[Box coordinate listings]
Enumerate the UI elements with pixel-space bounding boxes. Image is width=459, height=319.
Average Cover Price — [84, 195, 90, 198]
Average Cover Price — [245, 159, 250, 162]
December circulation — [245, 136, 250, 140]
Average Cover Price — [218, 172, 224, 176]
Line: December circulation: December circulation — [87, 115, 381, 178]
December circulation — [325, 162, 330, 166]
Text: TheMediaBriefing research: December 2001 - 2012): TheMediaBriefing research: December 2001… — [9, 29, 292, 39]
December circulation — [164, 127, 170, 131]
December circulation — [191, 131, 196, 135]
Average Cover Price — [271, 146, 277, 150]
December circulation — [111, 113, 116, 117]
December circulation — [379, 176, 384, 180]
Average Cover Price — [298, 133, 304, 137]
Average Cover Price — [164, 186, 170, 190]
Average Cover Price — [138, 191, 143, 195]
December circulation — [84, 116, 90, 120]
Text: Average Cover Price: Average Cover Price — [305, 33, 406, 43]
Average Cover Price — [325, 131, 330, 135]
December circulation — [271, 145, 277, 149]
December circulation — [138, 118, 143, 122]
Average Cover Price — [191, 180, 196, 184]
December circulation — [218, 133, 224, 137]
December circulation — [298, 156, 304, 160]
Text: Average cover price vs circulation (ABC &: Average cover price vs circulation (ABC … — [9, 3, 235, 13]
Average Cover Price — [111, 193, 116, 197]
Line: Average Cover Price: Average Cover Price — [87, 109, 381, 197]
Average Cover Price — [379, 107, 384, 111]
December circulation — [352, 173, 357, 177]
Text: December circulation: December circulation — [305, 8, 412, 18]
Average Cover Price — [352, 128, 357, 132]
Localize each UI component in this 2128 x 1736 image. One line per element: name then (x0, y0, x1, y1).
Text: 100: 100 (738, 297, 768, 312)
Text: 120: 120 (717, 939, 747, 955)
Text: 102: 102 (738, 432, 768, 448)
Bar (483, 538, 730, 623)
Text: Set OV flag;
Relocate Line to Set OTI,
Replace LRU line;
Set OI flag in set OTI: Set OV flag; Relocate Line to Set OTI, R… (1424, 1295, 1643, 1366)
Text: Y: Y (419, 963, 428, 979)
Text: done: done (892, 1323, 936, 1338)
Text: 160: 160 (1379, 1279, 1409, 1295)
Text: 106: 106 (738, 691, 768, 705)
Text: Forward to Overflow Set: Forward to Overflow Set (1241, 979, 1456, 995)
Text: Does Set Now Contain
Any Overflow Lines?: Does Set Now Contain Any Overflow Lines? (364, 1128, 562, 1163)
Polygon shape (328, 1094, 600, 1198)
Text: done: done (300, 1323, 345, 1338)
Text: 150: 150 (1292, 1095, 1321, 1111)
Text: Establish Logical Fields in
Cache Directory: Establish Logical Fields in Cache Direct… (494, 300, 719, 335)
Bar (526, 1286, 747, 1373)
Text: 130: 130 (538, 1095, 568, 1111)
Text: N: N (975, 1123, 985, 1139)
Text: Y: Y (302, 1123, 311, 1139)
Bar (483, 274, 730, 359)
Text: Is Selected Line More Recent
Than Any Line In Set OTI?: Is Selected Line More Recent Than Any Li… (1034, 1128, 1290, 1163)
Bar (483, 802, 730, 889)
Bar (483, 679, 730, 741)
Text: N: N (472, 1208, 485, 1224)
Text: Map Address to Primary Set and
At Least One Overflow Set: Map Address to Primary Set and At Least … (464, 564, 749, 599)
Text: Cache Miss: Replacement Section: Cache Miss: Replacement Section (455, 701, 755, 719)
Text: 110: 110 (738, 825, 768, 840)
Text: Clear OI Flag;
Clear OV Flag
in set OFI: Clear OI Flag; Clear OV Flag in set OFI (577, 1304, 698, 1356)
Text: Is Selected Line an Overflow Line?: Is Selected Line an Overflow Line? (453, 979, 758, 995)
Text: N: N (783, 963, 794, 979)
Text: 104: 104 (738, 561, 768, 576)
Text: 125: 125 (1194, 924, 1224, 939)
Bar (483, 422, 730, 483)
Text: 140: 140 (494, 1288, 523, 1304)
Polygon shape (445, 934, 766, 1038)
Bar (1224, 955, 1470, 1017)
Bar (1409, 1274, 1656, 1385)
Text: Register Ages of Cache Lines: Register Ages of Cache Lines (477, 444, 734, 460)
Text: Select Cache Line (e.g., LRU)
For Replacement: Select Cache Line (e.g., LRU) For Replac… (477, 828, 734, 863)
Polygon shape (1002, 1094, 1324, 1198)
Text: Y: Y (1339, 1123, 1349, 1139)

STATED TASK - Print both listings above line for line, with no changes.

REPLY TO THE TASK -
Enumerate the UI elements with pixel-space bounding boxes. Image is width=459, height=319.
Average Cover Price — [84, 195, 90, 198]
Average Cover Price — [245, 159, 250, 162]
December circulation — [245, 136, 250, 140]
Average Cover Price — [218, 172, 224, 176]
Line: December circulation: December circulation — [87, 115, 381, 178]
December circulation — [325, 162, 330, 166]
Text: TheMediaBriefing research: December 2001 - 2012): TheMediaBriefing research: December 2001… — [9, 29, 292, 39]
December circulation — [164, 127, 170, 131]
December circulation — [191, 131, 196, 135]
Average Cover Price — [271, 146, 277, 150]
December circulation — [111, 113, 116, 117]
December circulation — [379, 176, 384, 180]
Average Cover Price — [298, 133, 304, 137]
Average Cover Price — [164, 186, 170, 190]
Average Cover Price — [138, 191, 143, 195]
December circulation — [84, 116, 90, 120]
Text: Average Cover Price: Average Cover Price — [305, 33, 406, 43]
Average Cover Price — [325, 131, 330, 135]
December circulation — [271, 145, 277, 149]
December circulation — [138, 118, 143, 122]
Average Cover Price — [191, 180, 196, 184]
December circulation — [218, 133, 224, 137]
December circulation — [298, 156, 304, 160]
Text: Average cover price vs circulation (ABC &: Average cover price vs circulation (ABC … — [9, 3, 235, 13]
Average Cover Price — [111, 193, 116, 197]
Line: Average Cover Price: Average Cover Price — [87, 109, 381, 197]
Average Cover Price — [379, 107, 384, 111]
December circulation — [352, 173, 357, 177]
Text: December circulation: December circulation — [305, 8, 412, 18]
Average Cover Price — [352, 128, 357, 132]
Localize each UI component in this 2128 x 1736 image. One line per element: name then (x0, y0, x1, y1).
Text: 100: 100 (738, 297, 768, 312)
Text: 120: 120 (717, 939, 747, 955)
Text: 102: 102 (738, 432, 768, 448)
Bar (483, 538, 730, 623)
Text: Set OV flag;
Relocate Line to Set OTI,
Replace LRU line;
Set OI flag in set OTI: Set OV flag; Relocate Line to Set OTI, R… (1424, 1295, 1643, 1366)
Text: Y: Y (419, 963, 428, 979)
Text: done: done (892, 1323, 936, 1338)
Text: 160: 160 (1379, 1279, 1409, 1295)
Text: 106: 106 (738, 691, 768, 705)
Text: Forward to Overflow Set: Forward to Overflow Set (1241, 979, 1456, 995)
Text: Does Set Now Contain
Any Overflow Lines?: Does Set Now Contain Any Overflow Lines? (364, 1128, 562, 1163)
Polygon shape (328, 1094, 600, 1198)
Text: done: done (300, 1323, 345, 1338)
Text: 150: 150 (1292, 1095, 1321, 1111)
Text: Establish Logical Fields in
Cache Directory: Establish Logical Fields in Cache Direct… (494, 300, 719, 335)
Bar (526, 1286, 747, 1373)
Text: 130: 130 (538, 1095, 568, 1111)
Text: N: N (975, 1123, 985, 1139)
Text: Y: Y (302, 1123, 311, 1139)
Bar (483, 274, 730, 359)
Text: Is Selected Line More Recent
Than Any Line In Set OTI?: Is Selected Line More Recent Than Any Li… (1034, 1128, 1290, 1163)
Bar (483, 802, 730, 889)
Bar (483, 679, 730, 741)
Text: N: N (472, 1208, 485, 1224)
Text: Map Address to Primary Set and
At Least One Overflow Set: Map Address to Primary Set and At Least … (464, 564, 749, 599)
Text: Cache Miss: Replacement Section: Cache Miss: Replacement Section (455, 701, 755, 719)
Text: 110: 110 (738, 825, 768, 840)
Text: Clear OI Flag;
Clear OV Flag
in set OFI: Clear OI Flag; Clear OV Flag in set OFI (577, 1304, 698, 1356)
Text: Is Selected Line an Overflow Line?: Is Selected Line an Overflow Line? (453, 979, 758, 995)
Text: N: N (783, 963, 794, 979)
Text: 104: 104 (738, 561, 768, 576)
Text: 125: 125 (1194, 924, 1224, 939)
Bar (483, 422, 730, 483)
Text: 140: 140 (494, 1288, 523, 1304)
Polygon shape (445, 934, 766, 1038)
Bar (1224, 955, 1470, 1017)
Bar (1409, 1274, 1656, 1385)
Text: Register Ages of Cache Lines: Register Ages of Cache Lines (477, 444, 734, 460)
Text: Select Cache Line (e.g., LRU)
For Replacement: Select Cache Line (e.g., LRU) For Replac… (477, 828, 734, 863)
Polygon shape (1002, 1094, 1324, 1198)
Text: Y: Y (1339, 1123, 1349, 1139)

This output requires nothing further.